> _Written problem_
Collect each line of the entries that holds the string "name".
++++ Records for this task ++++
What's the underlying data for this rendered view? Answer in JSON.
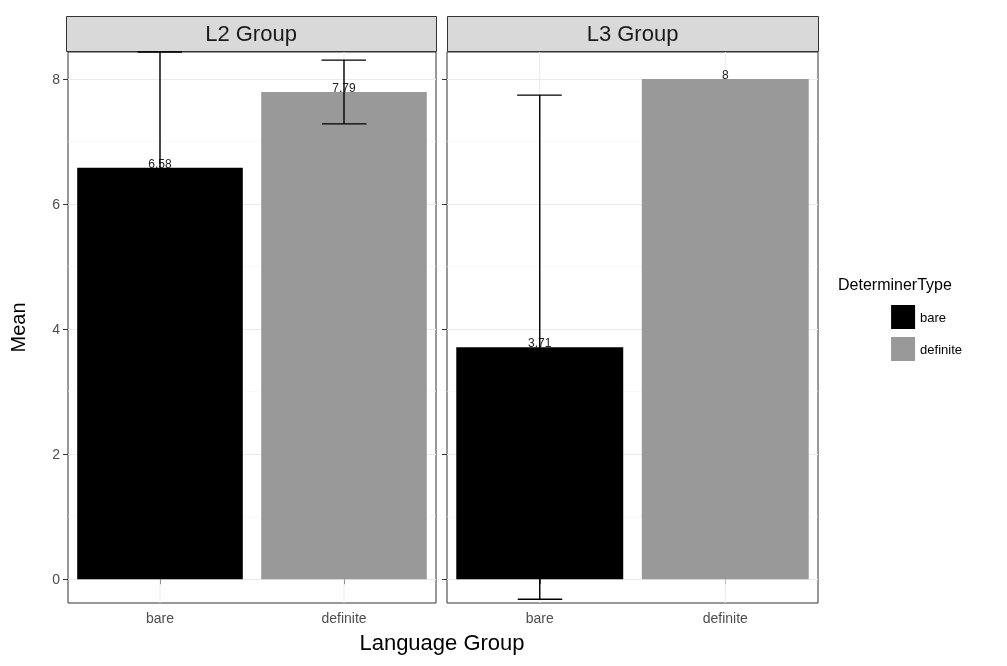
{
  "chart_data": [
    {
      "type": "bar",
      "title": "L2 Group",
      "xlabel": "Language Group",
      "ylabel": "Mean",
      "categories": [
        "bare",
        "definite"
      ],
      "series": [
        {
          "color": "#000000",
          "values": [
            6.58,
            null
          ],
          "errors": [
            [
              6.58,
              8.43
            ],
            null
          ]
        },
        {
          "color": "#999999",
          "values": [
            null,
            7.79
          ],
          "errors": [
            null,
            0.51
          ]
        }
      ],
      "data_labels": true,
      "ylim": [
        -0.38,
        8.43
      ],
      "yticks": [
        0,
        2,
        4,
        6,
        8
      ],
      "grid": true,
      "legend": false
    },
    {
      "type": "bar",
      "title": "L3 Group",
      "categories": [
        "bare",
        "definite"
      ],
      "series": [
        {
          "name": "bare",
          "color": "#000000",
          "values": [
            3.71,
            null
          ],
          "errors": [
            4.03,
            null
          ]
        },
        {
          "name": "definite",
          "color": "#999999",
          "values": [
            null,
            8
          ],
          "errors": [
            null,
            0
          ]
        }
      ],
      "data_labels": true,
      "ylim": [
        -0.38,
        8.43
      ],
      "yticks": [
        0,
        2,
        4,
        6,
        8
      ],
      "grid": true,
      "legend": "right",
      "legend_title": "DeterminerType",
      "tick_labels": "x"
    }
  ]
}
++++
++++ Records for this task ++++
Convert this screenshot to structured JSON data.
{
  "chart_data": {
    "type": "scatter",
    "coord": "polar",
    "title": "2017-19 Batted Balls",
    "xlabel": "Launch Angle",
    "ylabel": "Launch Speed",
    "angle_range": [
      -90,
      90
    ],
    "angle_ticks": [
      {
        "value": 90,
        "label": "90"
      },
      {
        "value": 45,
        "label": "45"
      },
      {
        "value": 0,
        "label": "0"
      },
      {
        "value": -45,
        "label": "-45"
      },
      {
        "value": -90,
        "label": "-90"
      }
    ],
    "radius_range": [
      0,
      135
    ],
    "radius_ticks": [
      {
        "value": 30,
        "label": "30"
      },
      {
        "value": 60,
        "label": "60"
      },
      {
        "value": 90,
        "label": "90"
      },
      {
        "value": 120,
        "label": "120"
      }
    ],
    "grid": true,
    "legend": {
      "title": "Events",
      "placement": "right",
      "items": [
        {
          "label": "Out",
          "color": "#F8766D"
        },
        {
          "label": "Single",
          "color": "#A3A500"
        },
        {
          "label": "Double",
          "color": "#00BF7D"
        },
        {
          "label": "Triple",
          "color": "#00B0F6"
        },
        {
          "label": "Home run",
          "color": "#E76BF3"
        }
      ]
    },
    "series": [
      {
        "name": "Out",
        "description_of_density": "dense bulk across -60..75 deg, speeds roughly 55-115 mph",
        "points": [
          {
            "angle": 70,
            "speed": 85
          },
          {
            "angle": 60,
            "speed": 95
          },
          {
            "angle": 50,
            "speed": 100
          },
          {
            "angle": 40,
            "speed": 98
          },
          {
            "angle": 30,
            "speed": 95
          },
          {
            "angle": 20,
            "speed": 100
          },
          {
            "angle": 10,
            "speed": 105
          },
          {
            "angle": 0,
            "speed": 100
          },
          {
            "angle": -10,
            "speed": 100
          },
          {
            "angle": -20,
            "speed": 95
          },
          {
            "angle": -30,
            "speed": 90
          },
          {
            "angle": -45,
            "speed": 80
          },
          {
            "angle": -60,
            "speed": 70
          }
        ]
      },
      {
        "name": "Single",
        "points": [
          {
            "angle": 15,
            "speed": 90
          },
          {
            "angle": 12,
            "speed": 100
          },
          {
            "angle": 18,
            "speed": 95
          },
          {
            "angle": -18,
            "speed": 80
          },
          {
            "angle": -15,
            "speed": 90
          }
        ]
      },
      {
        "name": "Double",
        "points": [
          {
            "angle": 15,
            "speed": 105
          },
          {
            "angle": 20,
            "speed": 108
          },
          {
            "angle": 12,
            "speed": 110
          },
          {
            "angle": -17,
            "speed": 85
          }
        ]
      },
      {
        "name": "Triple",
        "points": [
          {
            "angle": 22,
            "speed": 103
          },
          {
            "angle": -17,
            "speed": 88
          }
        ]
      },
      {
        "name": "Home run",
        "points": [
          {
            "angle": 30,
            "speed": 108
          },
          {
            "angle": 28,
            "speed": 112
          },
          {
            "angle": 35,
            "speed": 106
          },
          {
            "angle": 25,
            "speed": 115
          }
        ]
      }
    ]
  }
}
++++
> _Task output_
          "name": "bare",
          "name": "definite",
        "name": "Out",
        "name": "Single",
        "name": "Double",
        "name": "Triple",
        "name": "Home run",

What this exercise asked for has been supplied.